Problem to solve
Find the string "Syrup" and gather every line that holds it.

Supplied records
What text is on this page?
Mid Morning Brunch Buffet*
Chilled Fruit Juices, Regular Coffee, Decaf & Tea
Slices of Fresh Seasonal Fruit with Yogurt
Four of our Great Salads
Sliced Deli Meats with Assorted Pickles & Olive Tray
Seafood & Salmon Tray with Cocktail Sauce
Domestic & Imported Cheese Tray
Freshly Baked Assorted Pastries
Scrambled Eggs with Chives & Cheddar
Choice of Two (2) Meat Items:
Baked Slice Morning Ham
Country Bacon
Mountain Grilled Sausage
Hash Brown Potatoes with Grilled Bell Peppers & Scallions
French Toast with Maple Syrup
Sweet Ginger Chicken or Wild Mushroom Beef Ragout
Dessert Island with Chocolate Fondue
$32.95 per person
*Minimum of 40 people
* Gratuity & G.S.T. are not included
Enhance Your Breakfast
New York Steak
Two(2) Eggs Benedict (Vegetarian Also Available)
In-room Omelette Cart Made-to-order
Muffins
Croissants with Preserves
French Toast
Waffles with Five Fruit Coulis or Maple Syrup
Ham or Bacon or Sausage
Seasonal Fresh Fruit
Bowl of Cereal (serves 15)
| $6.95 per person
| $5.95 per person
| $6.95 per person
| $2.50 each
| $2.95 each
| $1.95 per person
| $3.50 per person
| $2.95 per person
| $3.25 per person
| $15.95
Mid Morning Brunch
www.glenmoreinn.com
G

---

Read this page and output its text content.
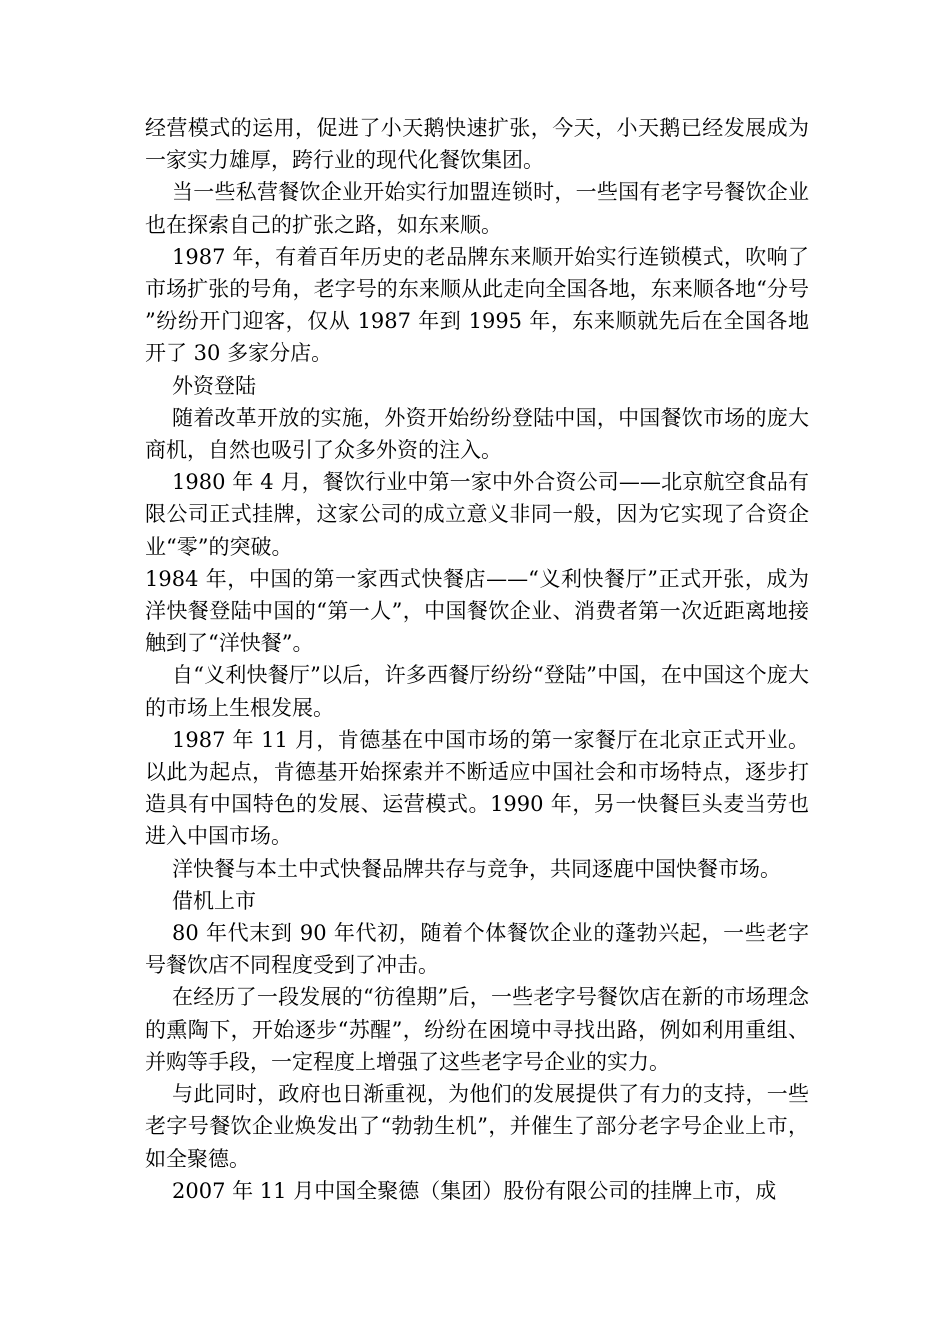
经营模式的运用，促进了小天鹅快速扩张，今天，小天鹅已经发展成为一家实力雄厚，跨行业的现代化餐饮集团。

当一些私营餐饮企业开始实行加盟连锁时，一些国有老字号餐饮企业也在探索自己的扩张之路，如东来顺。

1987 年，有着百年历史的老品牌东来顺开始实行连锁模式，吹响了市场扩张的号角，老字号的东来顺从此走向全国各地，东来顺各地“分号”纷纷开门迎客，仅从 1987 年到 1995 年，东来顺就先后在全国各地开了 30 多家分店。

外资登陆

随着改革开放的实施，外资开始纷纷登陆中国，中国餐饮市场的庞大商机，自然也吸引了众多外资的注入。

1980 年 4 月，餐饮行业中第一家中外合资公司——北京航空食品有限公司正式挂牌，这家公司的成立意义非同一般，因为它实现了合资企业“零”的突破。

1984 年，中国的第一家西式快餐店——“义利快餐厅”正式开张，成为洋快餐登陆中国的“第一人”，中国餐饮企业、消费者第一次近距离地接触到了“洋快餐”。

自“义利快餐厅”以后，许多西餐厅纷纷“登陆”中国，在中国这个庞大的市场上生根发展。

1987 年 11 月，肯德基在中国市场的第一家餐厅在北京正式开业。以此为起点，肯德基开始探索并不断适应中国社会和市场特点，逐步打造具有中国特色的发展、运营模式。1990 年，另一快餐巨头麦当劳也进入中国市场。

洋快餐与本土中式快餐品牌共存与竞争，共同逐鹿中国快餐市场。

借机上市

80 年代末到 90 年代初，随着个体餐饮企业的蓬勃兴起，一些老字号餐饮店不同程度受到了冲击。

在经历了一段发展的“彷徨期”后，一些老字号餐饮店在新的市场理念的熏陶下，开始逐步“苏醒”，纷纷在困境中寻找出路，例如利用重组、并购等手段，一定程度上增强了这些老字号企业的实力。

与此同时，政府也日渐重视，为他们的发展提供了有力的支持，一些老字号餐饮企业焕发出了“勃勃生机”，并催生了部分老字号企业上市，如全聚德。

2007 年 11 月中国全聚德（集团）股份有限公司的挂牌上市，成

Answer to this problem
French Toast with Maple Syrup
Waffles with Five Fruit Coulis or Maple Syrup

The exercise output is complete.